## Short exercise
Where a line of the listing below includes the word "medel", reproduce that line.

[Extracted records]
++++
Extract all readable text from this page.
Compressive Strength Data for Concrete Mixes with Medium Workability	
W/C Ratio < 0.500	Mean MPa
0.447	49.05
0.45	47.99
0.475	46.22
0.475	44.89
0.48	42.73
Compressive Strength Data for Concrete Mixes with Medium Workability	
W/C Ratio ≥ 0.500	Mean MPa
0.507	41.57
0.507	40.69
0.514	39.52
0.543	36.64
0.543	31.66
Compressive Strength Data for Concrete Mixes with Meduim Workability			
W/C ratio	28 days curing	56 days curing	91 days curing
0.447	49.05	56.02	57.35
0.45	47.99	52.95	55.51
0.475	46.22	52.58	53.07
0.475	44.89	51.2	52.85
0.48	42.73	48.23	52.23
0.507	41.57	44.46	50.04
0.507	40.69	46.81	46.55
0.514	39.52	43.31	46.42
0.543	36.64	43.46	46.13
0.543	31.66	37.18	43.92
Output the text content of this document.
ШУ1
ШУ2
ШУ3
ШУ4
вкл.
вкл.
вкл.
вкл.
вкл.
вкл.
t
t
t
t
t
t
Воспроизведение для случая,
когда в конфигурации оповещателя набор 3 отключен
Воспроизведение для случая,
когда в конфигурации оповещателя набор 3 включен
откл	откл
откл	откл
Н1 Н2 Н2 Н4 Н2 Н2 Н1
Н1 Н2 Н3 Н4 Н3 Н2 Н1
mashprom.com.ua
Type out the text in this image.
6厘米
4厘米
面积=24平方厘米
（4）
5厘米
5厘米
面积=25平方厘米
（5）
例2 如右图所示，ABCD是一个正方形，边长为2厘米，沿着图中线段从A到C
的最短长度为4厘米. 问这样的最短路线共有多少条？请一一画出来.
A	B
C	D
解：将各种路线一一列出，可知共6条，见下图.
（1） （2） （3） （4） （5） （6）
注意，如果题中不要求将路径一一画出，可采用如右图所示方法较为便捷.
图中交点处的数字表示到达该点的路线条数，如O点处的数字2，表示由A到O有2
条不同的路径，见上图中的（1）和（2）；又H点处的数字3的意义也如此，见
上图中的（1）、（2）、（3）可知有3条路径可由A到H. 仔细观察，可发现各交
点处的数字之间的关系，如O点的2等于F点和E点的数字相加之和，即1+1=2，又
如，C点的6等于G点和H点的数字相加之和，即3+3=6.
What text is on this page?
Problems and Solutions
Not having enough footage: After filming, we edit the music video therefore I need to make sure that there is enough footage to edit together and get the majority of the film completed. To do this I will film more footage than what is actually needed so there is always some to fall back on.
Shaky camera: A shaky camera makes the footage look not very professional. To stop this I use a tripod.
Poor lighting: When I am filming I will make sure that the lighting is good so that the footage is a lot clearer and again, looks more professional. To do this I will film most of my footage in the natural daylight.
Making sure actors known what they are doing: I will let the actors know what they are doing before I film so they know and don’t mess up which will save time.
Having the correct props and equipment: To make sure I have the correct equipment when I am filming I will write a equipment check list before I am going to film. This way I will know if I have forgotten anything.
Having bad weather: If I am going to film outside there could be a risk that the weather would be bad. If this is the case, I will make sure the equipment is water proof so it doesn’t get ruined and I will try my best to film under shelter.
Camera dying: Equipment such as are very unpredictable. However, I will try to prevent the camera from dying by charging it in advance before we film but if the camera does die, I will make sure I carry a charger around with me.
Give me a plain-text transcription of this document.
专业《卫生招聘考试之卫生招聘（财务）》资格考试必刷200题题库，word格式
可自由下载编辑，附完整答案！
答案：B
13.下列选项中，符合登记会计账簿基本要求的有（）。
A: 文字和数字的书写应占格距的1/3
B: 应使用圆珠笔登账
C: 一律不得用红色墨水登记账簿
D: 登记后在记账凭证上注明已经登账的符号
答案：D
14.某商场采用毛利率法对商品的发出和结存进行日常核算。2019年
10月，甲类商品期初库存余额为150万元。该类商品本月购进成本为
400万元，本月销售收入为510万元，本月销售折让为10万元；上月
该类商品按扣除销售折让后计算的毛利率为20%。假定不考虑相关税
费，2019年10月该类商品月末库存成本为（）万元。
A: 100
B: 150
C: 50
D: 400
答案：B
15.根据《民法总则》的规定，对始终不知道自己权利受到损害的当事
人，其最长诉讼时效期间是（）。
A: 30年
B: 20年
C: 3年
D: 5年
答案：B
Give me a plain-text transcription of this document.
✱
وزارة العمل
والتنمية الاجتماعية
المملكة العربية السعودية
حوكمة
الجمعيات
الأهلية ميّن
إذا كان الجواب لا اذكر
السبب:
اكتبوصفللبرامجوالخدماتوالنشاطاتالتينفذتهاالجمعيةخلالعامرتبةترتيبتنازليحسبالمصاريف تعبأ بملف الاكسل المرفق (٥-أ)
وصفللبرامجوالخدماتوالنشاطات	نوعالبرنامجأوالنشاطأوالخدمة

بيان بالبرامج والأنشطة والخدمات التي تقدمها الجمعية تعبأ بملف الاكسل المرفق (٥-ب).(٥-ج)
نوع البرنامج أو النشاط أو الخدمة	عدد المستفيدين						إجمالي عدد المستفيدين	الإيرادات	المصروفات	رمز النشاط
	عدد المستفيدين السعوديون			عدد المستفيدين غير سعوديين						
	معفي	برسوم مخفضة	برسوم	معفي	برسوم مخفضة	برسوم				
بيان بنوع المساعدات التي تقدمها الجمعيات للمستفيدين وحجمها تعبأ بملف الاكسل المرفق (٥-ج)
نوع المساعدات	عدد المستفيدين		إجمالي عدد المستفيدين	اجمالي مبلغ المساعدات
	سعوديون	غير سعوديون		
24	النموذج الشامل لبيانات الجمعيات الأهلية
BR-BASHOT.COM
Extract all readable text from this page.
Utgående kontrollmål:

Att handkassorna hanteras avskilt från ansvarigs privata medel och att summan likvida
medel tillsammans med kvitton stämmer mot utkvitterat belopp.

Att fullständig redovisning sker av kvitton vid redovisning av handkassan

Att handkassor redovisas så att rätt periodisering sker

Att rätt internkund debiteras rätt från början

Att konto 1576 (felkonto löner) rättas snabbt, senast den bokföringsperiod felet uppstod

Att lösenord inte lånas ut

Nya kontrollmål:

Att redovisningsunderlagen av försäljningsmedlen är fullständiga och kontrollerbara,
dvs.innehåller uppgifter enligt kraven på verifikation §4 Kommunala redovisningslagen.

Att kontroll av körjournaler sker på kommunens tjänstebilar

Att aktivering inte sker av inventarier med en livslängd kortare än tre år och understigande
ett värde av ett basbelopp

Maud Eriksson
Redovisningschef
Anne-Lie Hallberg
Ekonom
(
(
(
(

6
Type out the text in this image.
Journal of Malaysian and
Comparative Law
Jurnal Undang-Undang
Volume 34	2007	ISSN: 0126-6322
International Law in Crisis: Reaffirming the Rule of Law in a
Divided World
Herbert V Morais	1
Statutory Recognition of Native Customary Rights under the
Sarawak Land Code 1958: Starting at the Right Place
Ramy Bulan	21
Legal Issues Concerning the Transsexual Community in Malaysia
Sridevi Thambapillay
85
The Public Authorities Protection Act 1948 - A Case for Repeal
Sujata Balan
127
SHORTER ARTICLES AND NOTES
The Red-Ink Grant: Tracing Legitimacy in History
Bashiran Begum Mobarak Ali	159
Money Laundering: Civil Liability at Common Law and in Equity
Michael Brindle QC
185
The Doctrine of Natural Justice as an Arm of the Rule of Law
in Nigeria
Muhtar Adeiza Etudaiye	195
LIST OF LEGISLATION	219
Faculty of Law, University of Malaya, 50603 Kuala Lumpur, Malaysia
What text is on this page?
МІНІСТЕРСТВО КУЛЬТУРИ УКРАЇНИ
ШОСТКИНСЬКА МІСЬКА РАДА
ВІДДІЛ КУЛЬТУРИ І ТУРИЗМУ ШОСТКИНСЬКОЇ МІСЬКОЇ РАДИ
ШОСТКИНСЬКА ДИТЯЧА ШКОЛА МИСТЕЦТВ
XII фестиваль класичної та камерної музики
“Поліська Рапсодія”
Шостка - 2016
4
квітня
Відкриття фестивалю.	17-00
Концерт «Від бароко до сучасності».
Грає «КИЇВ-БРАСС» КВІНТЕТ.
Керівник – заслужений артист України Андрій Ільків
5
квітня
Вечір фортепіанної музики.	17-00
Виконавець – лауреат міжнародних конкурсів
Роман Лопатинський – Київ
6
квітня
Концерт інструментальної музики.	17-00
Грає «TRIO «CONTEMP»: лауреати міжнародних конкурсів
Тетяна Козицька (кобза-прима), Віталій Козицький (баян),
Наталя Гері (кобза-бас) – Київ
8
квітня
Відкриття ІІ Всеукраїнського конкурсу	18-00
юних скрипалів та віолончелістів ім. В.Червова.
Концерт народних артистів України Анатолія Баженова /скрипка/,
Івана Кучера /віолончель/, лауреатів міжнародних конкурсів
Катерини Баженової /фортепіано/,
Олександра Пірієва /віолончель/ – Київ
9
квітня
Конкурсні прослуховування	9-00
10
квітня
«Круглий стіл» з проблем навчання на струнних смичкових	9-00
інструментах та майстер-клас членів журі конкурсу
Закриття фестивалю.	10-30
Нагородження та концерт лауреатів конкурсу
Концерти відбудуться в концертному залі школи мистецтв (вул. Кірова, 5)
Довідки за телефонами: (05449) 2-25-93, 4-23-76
++++
## Worked solution
Att handkassorna hanteras avskilt från ansvarigs privata medel och att summan likvida
medel tillsammans med kvitton stämmer mot utkvitterat belopp.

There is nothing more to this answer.